--- Work to complete ---
Leaving the pictures aside, transcribe every line below exactly.

--- Data shown ---
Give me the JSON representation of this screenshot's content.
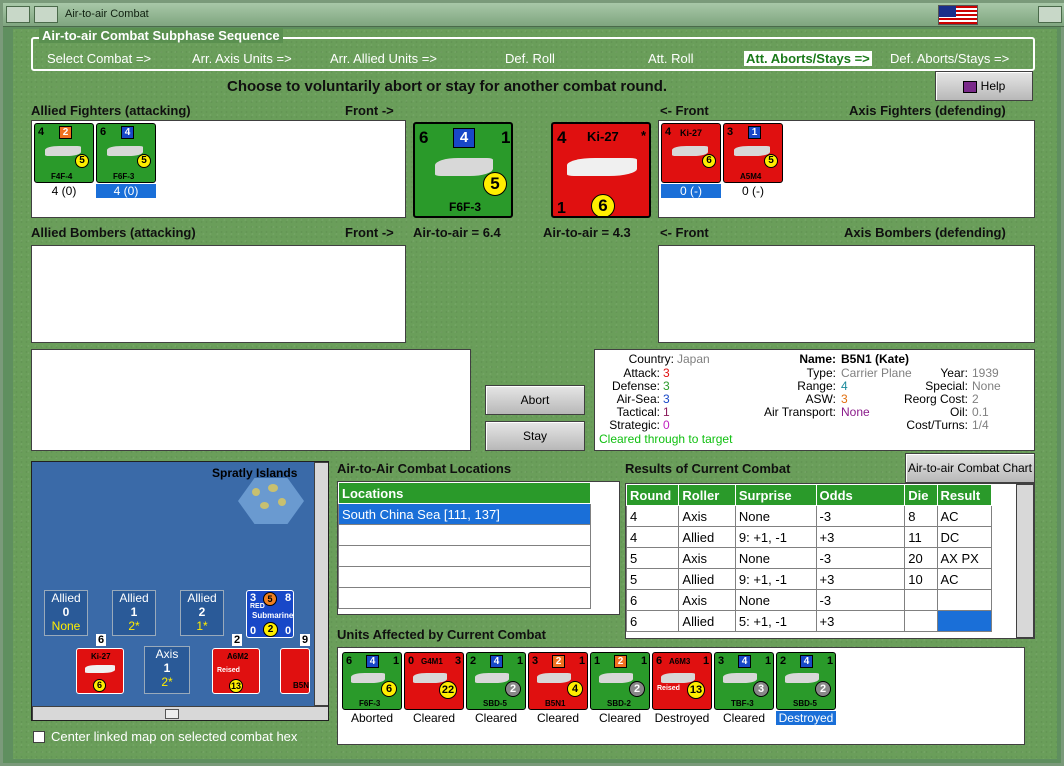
{
  "window": {
    "title": "Air-to-air Combat"
  },
  "phase": {
    "legend": "Air-to-air Combat Subphase Sequence",
    "steps": [
      {
        "label": "Select Combat =>",
        "active": false
      },
      {
        "label": "Arr. Axis Units =>",
        "active": false
      },
      {
        "label": "Arr. Allied Units =>",
        "active": false
      },
      {
        "label": "Def. Roll",
        "active": false
      },
      {
        "label": "Att. Roll",
        "active": false
      },
      {
        "label": "Att. Aborts/Stays =>",
        "active": true
      },
      {
        "label": "Def. Aborts/Stays =>",
        "active": false
      }
    ]
  },
  "instruction": "Choose to voluntarily abort or stay for another combat round.",
  "help_label": "Help",
  "allied_fighters": {
    "label": "Allied Fighters (attacking)",
    "front": "Front ->",
    "units": [
      {
        "name": "F4F-4",
        "attack": "4",
        "defense": "2",
        "range": "5",
        "caption": "4 (0)",
        "selected": false
      },
      {
        "name": "F6F-3",
        "attack": "6",
        "defense": "4",
        "range": "5",
        "caption": "4 (0)",
        "selected": true
      }
    ]
  },
  "axis_fighters": {
    "label": "Axis Fighters (defending)",
    "front": "<- Front",
    "units": [
      {
        "name": "Ki-27",
        "attack": "4",
        "defense": "",
        "range": "6",
        "caption": "0 (-)",
        "selected": true
      },
      {
        "name": "A5M4",
        "attack": "3",
        "defense": "1",
        "range": "5",
        "caption": "0 (-)",
        "selected": false
      }
    ]
  },
  "big_allied": {
    "name": "F6F-3",
    "attack": "6",
    "defense": "4",
    "right": "1",
    "range": "5",
    "air_to_air": "Air-to-air = 6.4"
  },
  "big_axis": {
    "name": "Ki-27",
    "attack": "4",
    "right": "*",
    "bottom": "1",
    "range": "6",
    "air_to_air": "Air-to-air = 4.3"
  },
  "allied_bombers": {
    "label": "Allied Bombers (attacking)",
    "front": "Front ->"
  },
  "axis_bombers": {
    "label": "Axis Bombers (defending)",
    "front": "<- Front"
  },
  "buttons": {
    "abort": "Abort",
    "stay": "Stay",
    "chart": "Air-to-air Combat Chart"
  },
  "unit_info": {
    "country_label": "Country:",
    "country": "Japan",
    "attack_label": "Attack:",
    "attack": "3",
    "defense_label": "Defense:",
    "defense": "3",
    "airsea_label": "Air-Sea:",
    "airsea": "3",
    "tactical_label": "Tactical:",
    "tactical": "1",
    "strategic_label": "Strategic:",
    "strategic": "0",
    "cleared": "Cleared through to target",
    "name_label": "Name:",
    "name": "B5N1 (Kate)",
    "type_label": "Type:",
    "type": "Carrier Plane",
    "year_label": "Year:",
    "year": "1939",
    "range_label": "Range:",
    "range": "4",
    "special_label": "Special:",
    "special": "None",
    "asw_label": "ASW:",
    "asw": "3",
    "reorg_label": "Reorg Cost:",
    "reorg": "2",
    "transport_label": "Air Transport:",
    "transport": "None",
    "oil_label": "Oil:",
    "oil": "0.1",
    "cost_label": "Cost/Turns:",
    "cost": "1/4"
  },
  "map": {
    "region": "Spratly Islands",
    "boxes": [
      {
        "title": "Allied",
        "num": "0",
        "sub": "None"
      },
      {
        "title": "Allied",
        "num": "1",
        "sub": "2*"
      },
      {
        "title": "Allied",
        "num": "2",
        "sub": "1*"
      },
      {
        "title": "Axis",
        "num": "1",
        "sub": "2*"
      }
    ],
    "sub_counter": {
      "left": "3",
      "mid": "5",
      "right": "8",
      "line1": "RED",
      "line2": "Submarine",
      "bl": "0",
      "circle": "2",
      "br": "0"
    },
    "stack_counts": [
      "6",
      "2",
      "9"
    ],
    "map_units": [
      {
        "name": "Ki-27",
        "range": "6"
      },
      {
        "name": "A6M2",
        "line2": "Reised",
        "range": "13"
      },
      {
        "name": "B5N"
      }
    ],
    "center_label": "Center linked map on selected combat hex"
  },
  "locations": {
    "title": "Air-to-Air Combat Locations",
    "header": "Locations",
    "rows": [
      "South China Sea [111, 137]",
      "",
      "",
      "",
      ""
    ]
  },
  "results": {
    "title": "Results of Current Combat",
    "headers": [
      "Round",
      "Roller",
      "Surprise",
      "Odds",
      "Die",
      "Result"
    ],
    "rows": [
      [
        "4",
        "Axis",
        "None",
        "-3",
        "8",
        "AC"
      ],
      [
        "4",
        "Allied",
        "9: +1, -1",
        "+3",
        "11",
        "DC"
      ],
      [
        "5",
        "Axis",
        "None",
        "-3",
        "20",
        "AX PX"
      ],
      [
        "5",
        "Allied",
        "9: +1, -1",
        "+3",
        "10",
        "AC"
      ],
      [
        "6",
        "Axis",
        "None",
        "-3",
        "",
        ""
      ],
      [
        "6",
        "Allied",
        "5: +1, -1",
        "+3",
        "",
        ""
      ]
    ]
  },
  "affected": {
    "title": "Units Affected by Current Combat",
    "units": [
      {
        "name": "F6F-3",
        "color": "green",
        "tl": "6",
        "sq": "4",
        "tr": "1",
        "circle": "6",
        "caption": "Aborted",
        "selected": false
      },
      {
        "name": "G4M1",
        "color": "red",
        "tl": "0",
        "sq": "",
        "tr": "3",
        "circle": "22",
        "caption": "Cleared",
        "selected": false
      },
      {
        "name": "SBD-5",
        "color": "green",
        "tl": "2",
        "sq": "4",
        "tr": "1",
        "circle": "2",
        "caption": "Cleared",
        "selected": false
      },
      {
        "name": "B5N1",
        "color": "red",
        "tl": "3",
        "sq": "2",
        "tr": "1",
        "circle": "4",
        "caption": "Cleared",
        "selected": false
      },
      {
        "name": "SBD-2",
        "color": "green",
        "tl": "1",
        "sq": "2",
        "tr": "1",
        "circle": "2",
        "caption": "Cleared",
        "selected": false
      },
      {
        "name": "A6M3",
        "line2": "Reised",
        "color": "red",
        "tl": "6",
        "sq": "",
        "tr": "1",
        "circle": "13",
        "caption": "Destroyed",
        "selected": false
      },
      {
        "name": "TBF-3",
        "color": "green",
        "tl": "3",
        "sq": "4",
        "tr": "1",
        "circle": "3",
        "caption": "Cleared",
        "selected": false
      },
      {
        "name": "SBD-5",
        "color": "green",
        "tl": "2",
        "sq": "4",
        "tr": "1",
        "circle": "2",
        "caption": "Destroyed",
        "selected": true
      }
    ]
  },
  "colors": {
    "green": "#2a9a2a",
    "red": "#e01010",
    "select": "#1a6fd8"
  }
}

--- Reply to the task ---
Give me the JSON representation of this screenshot's content.
{
  "window": {
    "title": "Air-to-air Combat"
  },
  "phase": {
    "legend": "Air-to-air Combat Subphase Sequence",
    "steps": [
      {
        "label": "Select Combat =>",
        "active": false
      },
      {
        "label": "Arr. Axis Units =>",
        "active": false
      },
      {
        "label": "Arr. Allied Units =>",
        "active": false
      },
      {
        "label": "Def. Roll",
        "active": false
      },
      {
        "label": "Att. Roll",
        "active": false
      },
      {
        "label": "Att. Aborts/Stays =>",
        "active": true
      },
      {
        "label": "Def. Aborts/Stays =>",
        "active": false
      }
    ]
  },
  "instruction": "Choose to voluntarily abort or stay for another combat round.",
  "help_label": "Help",
  "allied_fighters": {
    "label": "Allied Fighters (attacking)",
    "front": "Front ->",
    "units": [
      {
        "name": "F4F-4",
        "attack": "4",
        "defense": "2",
        "range": "5",
        "caption": "4 (0)",
        "selected": false
      },
      {
        "name": "F6F-3",
        "attack": "6",
        "defense": "4",
        "range": "5",
        "caption": "4 (0)",
        "selected": true
      }
    ]
  },
  "axis_fighters": {
    "label": "Axis Fighters (defending)",
    "front": "<- Front",
    "units": [
      {
        "name": "Ki-27",
        "attack": "4",
        "defense": "",
        "range": "6",
        "caption": "0 (-)",
        "selected": true
      },
      {
        "name": "A5M4",
        "attack": "3",
        "defense": "1",
        "range": "5",
        "caption": "0 (-)",
        "selected": false
      }
    ]
  },
  "big_allied": {
    "name": "F6F-3",
    "attack": "6",
    "defense": "4",
    "right": "1",
    "range": "5",
    "air_to_air": "Air-to-air = 6.4"
  },
  "big_axis": {
    "name": "Ki-27",
    "attack": "4",
    "right": "*",
    "bottom": "1",
    "range": "6",
    "air_to_air": "Air-to-air = 4.3"
  },
  "allied_bombers": {
    "label": "Allied Bombers (attacking)",
    "front": "Front ->"
  },
  "axis_bombers": {
    "label": "Axis Bombers (defending)",
    "front": "<- Front"
  },
  "buttons": {
    "abort": "Abort",
    "stay": "Stay",
    "chart": "Air-to-air Combat Chart"
  },
  "unit_info": {
    "country_label": "Country:",
    "country": "Japan",
    "attack_label": "Attack:",
    "attack": "3",
    "defense_label": "Defense:",
    "defense": "3",
    "airsea_label": "Air-Sea:",
    "airsea": "3",
    "tactical_label": "Tactical:",
    "tactical": "1",
    "strategic_label": "Strategic:",
    "strategic": "0",
    "cleared": "Cleared through to target",
    "name_label": "Name:",
    "name": "B5N1 (Kate)",
    "type_label": "Type:",
    "type": "Carrier Plane",
    "year_label": "Year:",
    "year": "1939",
    "range_label": "Range:",
    "range": "4",
    "special_label": "Special:",
    "special": "None",
    "asw_label": "ASW:",
    "asw": "3",
    "reorg_label": "Reorg Cost:",
    "reorg": "2",
    "transport_label": "Air Transport:",
    "transport": "None",
    "oil_label": "Oil:",
    "oil": "0.1",
    "cost_label": "Cost/Turns:",
    "cost": "1/4"
  },
  "map": {
    "region": "Spratly Islands",
    "boxes": [
      {
        "title": "Allied",
        "num": "0",
        "sub": "None"
      },
      {
        "title": "Allied",
        "num": "1",
        "sub": "2*"
      },
      {
        "title": "Allied",
        "num": "2",
        "sub": "1*"
      },
      {
        "title": "Axis",
        "num": "1",
        "sub": "2*"
      }
    ],
    "sub_counter": {
      "left": "3",
      "mid": "5",
      "right": "8",
      "line1": "RED",
      "line2": "Submarine",
      "bl": "0",
      "circle": "2",
      "br": "0"
    },
    "stack_counts": [
      "6",
      "2",
      "9"
    ],
    "map_units": [
      {
        "name": "Ki-27",
        "range": "6"
      },
      {
        "name": "A6M2",
        "line2": "Reised",
        "range": "13"
      },
      {
        "name": "B5N"
      }
    ],
    "center_label": "Center linked map on selected combat hex"
  },
  "locations": {
    "title": "Air-to-Air Combat Locations",
    "header": "Locations",
    "rows": [
      "South China Sea [111, 137]",
      "",
      "",
      "",
      ""
    ]
  },
  "results": {
    "title": "Results of Current Combat",
    "headers": [
      "Round",
      "Roller",
      "Surprise",
      "Odds",
      "Die",
      "Result"
    ],
    "rows": [
      [
        "4",
        "Axis",
        "None",
        "-3",
        "8",
        "AC"
      ],
      [
        "4",
        "Allied",
        "9: +1, -1",
        "+3",
        "11",
        "DC"
      ],
      [
        "5",
        "Axis",
        "None",
        "-3",
        "20",
        "AX PX"
      ],
      [
        "5",
        "Allied",
        "9: +1, -1",
        "+3",
        "10",
        "AC"
      ],
      [
        "6",
        "Axis",
        "None",
        "-3",
        "",
        ""
      ],
      [
        "6",
        "Allied",
        "5: +1, -1",
        "+3",
        "",
        ""
      ]
    ]
  },
  "affected": {
    "title": "Units Affected by Current Combat",
    "units": [
      {
        "name": "F6F-3",
        "color": "green",
        "tl": "6",
        "sq": "4",
        "tr": "1",
        "circle": "6",
        "caption": "Aborted",
        "selected": false
      },
      {
        "name": "G4M1",
        "color": "red",
        "tl": "0",
        "sq": "",
        "tr": "3",
        "circle": "22",
        "caption": "Cleared",
        "selected": false
      },
      {
        "name": "SBD-5",
        "color": "green",
        "tl": "2",
        "sq": "4",
        "tr": "1",
        "circle": "2",
        "caption": "Cleared",
        "selected": false
      },
      {
        "name": "B5N1",
        "color": "red",
        "tl": "3",
        "sq": "2",
        "tr": "1",
        "circle": "4",
        "caption": "Cleared",
        "selected": false
      },
      {
        "name": "SBD-2",
        "color": "green",
        "tl": "1",
        "sq": "2",
        "tr": "1",
        "circle": "2",
        "caption": "Cleared",
        "selected": false
      },
      {
        "name": "A6M3",
        "line2": "Reised",
        "color": "red",
        "tl": "6",
        "sq": "",
        "tr": "1",
        "circle": "13",
        "caption": "Destroyed",
        "selected": false
      },
      {
        "name": "TBF-3",
        "color": "green",
        "tl": "3",
        "sq": "4",
        "tr": "1",
        "circle": "3",
        "caption": "Cleared",
        "selected": false
      },
      {
        "name": "SBD-5",
        "color": "green",
        "tl": "2",
        "sq": "4",
        "tr": "1",
        "circle": "2",
        "caption": "Destroyed",
        "selected": true
      }
    ]
  },
  "colors": {
    "green": "#2a9a2a",
    "red": "#e01010",
    "select": "#1a6fd8"
  }
}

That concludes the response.